##### RECORD EXCERPTS #####

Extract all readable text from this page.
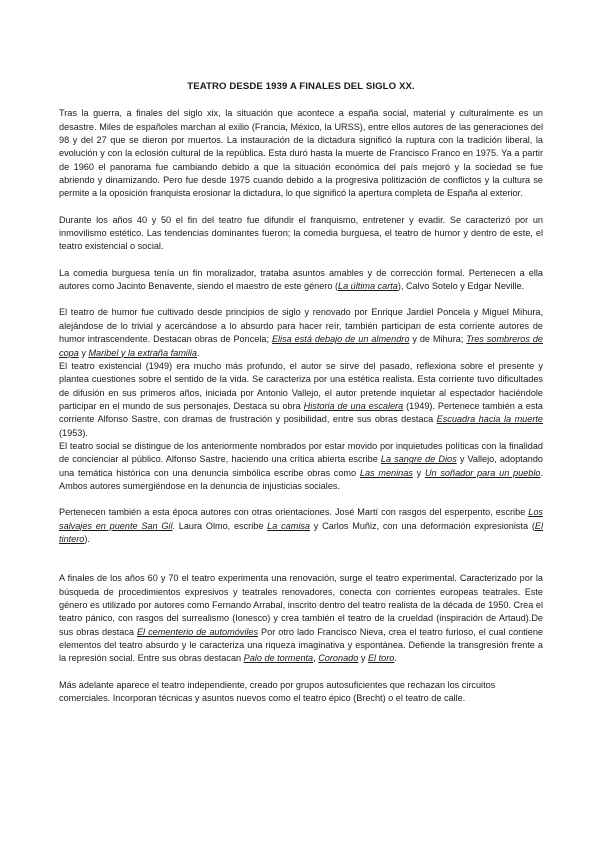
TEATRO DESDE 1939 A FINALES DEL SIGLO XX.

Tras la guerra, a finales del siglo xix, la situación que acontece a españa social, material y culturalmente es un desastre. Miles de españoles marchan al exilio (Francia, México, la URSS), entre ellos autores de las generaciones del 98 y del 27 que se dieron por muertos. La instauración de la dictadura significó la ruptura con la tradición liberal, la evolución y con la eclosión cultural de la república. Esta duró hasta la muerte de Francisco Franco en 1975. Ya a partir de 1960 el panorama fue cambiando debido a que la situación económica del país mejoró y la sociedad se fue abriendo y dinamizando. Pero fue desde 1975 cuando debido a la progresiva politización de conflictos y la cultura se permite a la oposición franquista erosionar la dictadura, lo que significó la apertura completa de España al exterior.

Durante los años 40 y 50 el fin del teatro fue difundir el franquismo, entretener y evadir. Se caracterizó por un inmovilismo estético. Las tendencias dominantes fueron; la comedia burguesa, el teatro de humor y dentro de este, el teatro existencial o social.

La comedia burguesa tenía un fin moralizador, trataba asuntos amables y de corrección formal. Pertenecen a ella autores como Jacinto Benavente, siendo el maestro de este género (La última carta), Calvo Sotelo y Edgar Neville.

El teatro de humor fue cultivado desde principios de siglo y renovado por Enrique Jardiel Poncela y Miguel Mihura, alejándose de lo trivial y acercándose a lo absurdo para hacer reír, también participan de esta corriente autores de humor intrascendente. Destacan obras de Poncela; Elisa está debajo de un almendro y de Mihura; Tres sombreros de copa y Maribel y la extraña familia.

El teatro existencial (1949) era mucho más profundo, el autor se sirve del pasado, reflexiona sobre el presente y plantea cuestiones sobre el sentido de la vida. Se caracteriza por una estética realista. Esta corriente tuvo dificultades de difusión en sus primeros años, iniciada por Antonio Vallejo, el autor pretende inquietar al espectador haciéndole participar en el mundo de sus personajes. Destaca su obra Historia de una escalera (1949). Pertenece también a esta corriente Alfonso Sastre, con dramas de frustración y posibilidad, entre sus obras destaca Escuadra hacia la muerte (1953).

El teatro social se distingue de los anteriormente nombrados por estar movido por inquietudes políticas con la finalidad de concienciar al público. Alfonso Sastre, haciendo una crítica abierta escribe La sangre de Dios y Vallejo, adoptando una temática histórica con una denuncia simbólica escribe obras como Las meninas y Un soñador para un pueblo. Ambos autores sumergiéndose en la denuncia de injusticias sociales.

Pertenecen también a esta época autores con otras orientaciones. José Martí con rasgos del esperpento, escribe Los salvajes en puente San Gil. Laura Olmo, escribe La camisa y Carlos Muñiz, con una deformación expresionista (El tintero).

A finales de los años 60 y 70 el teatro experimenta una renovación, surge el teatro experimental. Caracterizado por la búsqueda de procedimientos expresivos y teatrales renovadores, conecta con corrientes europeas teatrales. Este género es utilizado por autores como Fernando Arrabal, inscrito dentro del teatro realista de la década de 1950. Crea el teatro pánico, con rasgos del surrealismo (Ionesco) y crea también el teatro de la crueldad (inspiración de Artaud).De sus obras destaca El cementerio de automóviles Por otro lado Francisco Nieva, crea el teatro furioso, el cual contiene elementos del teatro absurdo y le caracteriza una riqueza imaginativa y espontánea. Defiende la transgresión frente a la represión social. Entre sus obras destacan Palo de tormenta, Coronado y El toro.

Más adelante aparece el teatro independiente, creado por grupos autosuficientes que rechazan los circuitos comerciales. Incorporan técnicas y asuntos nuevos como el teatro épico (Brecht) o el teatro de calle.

#####
##### RECORD EXCERPTS #####

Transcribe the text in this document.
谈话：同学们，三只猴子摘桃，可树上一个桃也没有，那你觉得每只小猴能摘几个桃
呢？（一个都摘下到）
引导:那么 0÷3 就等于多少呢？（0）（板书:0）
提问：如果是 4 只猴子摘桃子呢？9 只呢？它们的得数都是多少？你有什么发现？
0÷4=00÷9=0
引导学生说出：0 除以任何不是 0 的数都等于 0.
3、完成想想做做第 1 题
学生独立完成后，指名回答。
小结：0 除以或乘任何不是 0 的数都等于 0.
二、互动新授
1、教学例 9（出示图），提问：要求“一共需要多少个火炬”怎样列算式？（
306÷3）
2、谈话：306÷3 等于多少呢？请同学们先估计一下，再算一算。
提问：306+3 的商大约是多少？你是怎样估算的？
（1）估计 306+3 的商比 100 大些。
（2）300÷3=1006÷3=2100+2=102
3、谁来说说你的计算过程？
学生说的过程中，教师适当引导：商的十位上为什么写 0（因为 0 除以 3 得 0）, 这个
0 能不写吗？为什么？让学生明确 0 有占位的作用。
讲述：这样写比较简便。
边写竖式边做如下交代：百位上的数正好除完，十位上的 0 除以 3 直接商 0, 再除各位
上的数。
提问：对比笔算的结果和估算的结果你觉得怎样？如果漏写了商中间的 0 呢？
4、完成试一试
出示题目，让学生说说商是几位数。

#####

[TASK]:
List each line holding the string "burguesa".

[RIGHT ANSWER]:
Durante los años 40 y 50 el fin del teatro fue difundir el franquismo, entretener y evadir. Se caracterizó por un inmovilismo estético. Las tendencias dominantes fueron; la comedia burguesa, el teatro de humor y dentro de este, el teatro existencial o social.
La comedia burguesa tenía un fin moralizador, trataba asuntos amables y de corrección formal. Pertenecen a ella autores como Jacinto Benavente, siendo el maestro de este género (La última carta), Calvo Sotelo y Edgar Neville.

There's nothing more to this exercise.